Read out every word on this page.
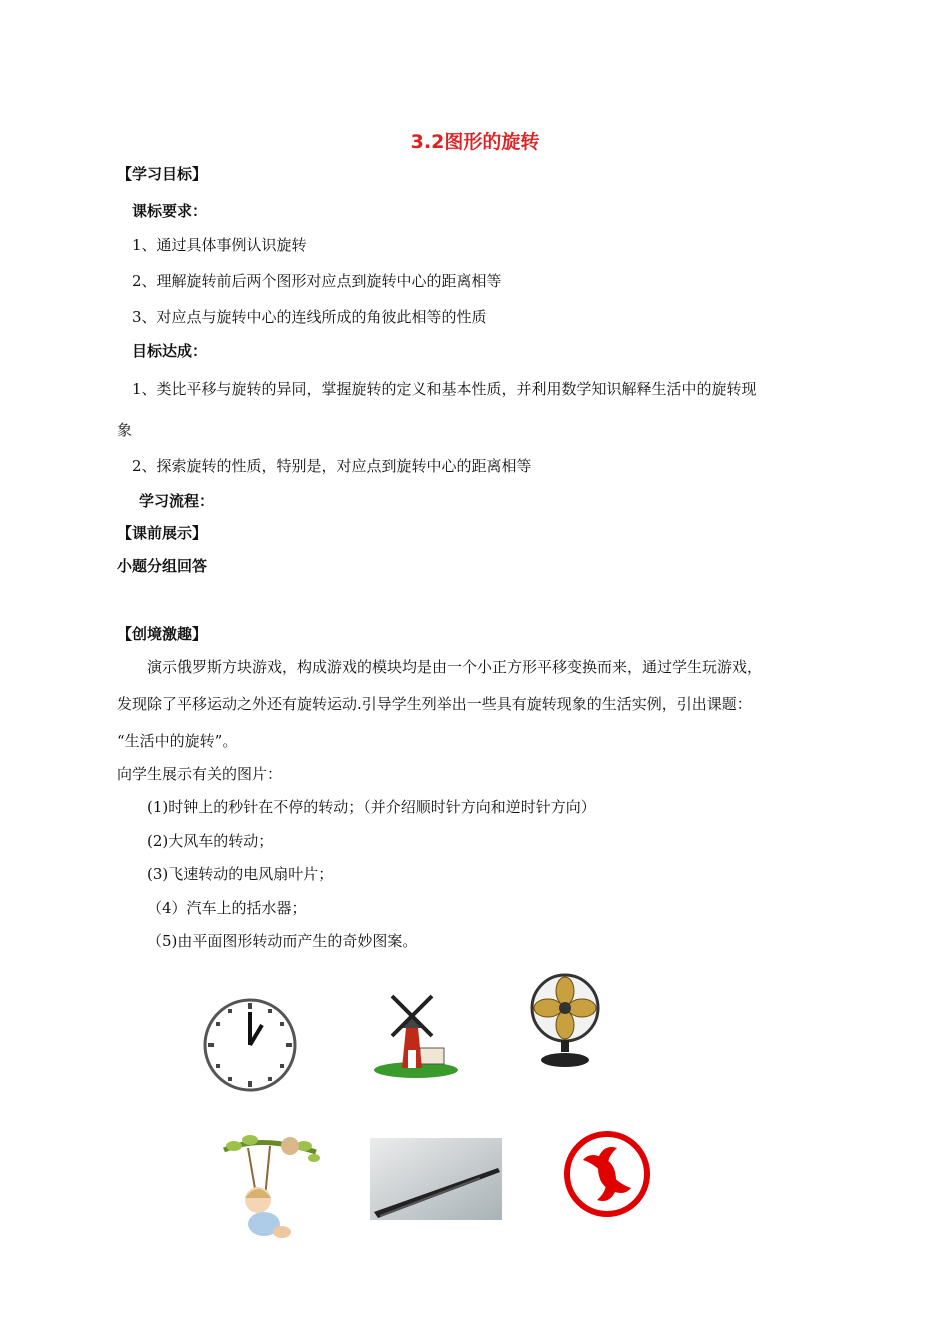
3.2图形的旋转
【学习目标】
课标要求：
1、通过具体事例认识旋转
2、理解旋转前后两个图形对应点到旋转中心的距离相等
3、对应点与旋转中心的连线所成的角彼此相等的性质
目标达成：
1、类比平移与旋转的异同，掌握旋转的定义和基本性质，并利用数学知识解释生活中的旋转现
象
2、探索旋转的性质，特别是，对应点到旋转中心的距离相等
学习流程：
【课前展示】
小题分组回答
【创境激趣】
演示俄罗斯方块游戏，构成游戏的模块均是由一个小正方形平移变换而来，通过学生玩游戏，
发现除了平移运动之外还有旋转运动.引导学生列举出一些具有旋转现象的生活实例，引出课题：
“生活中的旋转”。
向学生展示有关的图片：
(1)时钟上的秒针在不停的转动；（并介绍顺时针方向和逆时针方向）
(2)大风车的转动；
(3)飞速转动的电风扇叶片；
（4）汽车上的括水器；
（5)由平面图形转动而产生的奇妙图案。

* Prompt *
Every line above should be returned word for word, with the pictures left behind.

* Finished task *
Read out every word on this page.
3.2图形的旋转
【学习目标】
课标要求：
1、通过具体事例认识旋转
2、理解旋转前后两个图形对应点到旋转中心的距离相等
3、对应点与旋转中心的连线所成的角彼此相等的性质
目标达成：
1、类比平移与旋转的异同，掌握旋转的定义和基本性质，并利用数学知识解释生活中的旋转现
象
2、探索旋转的性质，特别是，对应点到旋转中心的距离相等
学习流程：
【课前展示】
小题分组回答
【创境激趣】
演示俄罗斯方块游戏，构成游戏的模块均是由一个小正方形平移变换而来，通过学生玩游戏，
发现除了平移运动之外还有旋转运动.引导学生列举出一些具有旋转现象的生活实例，引出课题：
“生活中的旋转”。
向学生展示有关的图片：
(1)时钟上的秒针在不停的转动；（并介绍顺时针方向和逆时针方向）
(2)大风车的转动；
(3)飞速转动的电风扇叶片；
（4）汽车上的括水器；
（5)由平面图形转动而产生的奇妙图案。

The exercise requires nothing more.